# [STATED PROBLEM]
Give all the lines below again, exactly, with no pictures.

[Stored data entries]
================================
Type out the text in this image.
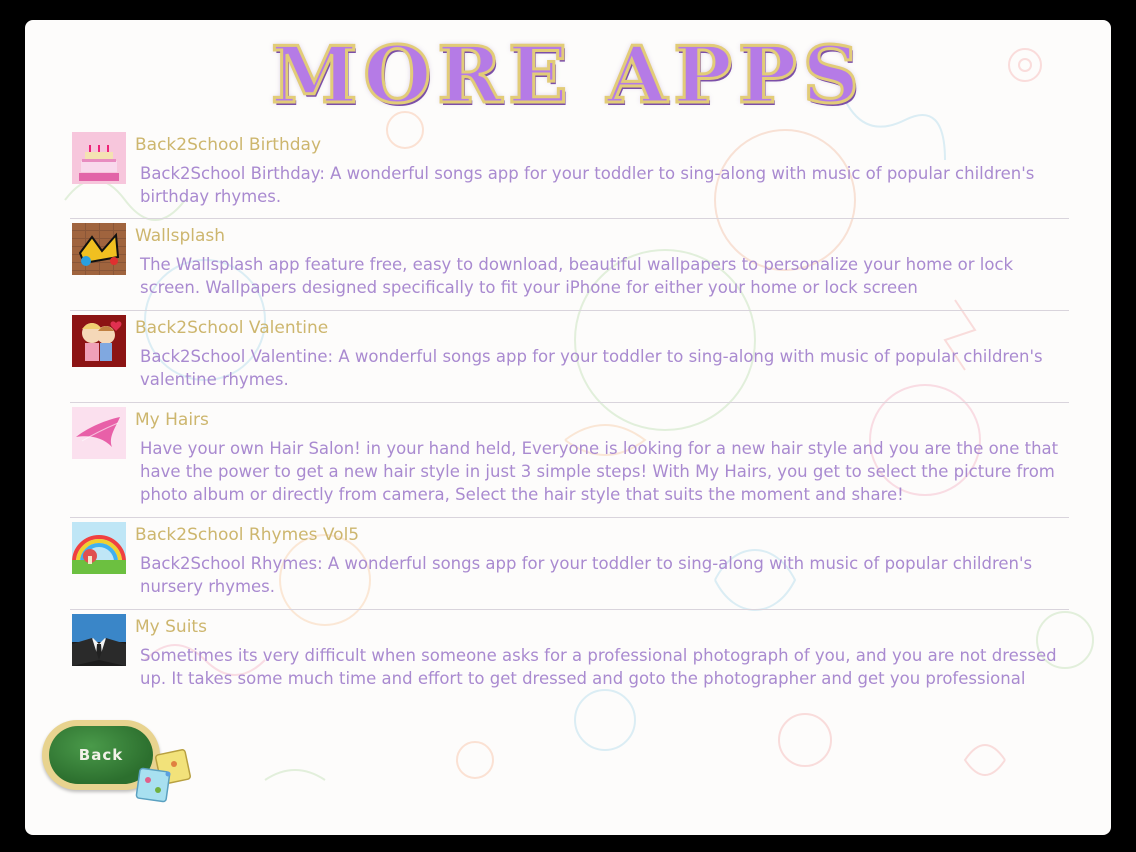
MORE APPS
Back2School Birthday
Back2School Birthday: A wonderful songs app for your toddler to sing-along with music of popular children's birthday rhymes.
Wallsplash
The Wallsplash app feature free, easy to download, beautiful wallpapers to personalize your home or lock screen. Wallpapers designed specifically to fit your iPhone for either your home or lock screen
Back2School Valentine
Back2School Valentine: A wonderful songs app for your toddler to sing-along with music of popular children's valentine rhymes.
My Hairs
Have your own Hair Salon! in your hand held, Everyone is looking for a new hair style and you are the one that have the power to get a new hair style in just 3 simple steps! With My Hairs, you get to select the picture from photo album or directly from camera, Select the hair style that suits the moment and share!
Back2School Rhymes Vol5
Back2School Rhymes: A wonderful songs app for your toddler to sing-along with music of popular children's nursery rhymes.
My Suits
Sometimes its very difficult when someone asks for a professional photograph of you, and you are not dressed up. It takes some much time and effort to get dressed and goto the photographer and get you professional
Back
================================
# [CORRECT OUTPUT]
Type out the text in this image.
MORE APPS
Back2School Birthday
Back2School Birthday: A wonderful songs app for your toddler to sing-along with music of popular children's birthday rhymes.
Wallsplash
The Wallsplash app feature free, easy to download, beautiful wallpapers to personalize your home or lock screen. Wallpapers designed specifically to fit your iPhone for either your home or lock screen
Back2School Valentine
Back2School Valentine: A wonderful songs app for your toddler to sing-along with music of popular children's valentine rhymes.
My Hairs
Have your own Hair Salon! in your hand held, Everyone is looking for a new hair style and you are the one that have the power to get a new hair style in just 3 simple steps! With My Hairs, you get to select the picture from photo album or directly from camera, Select the hair style that suits the moment and share!
Back2School Rhymes Vol5
Back2School Rhymes: A wonderful songs app for your toddler to sing-along with music of popular children's nursery rhymes.
My Suits
Sometimes its very difficult when someone asks for a professional photograph of you, and you are not dressed up. It takes some much time and effort to get dressed and goto the photographer and get you professional
Back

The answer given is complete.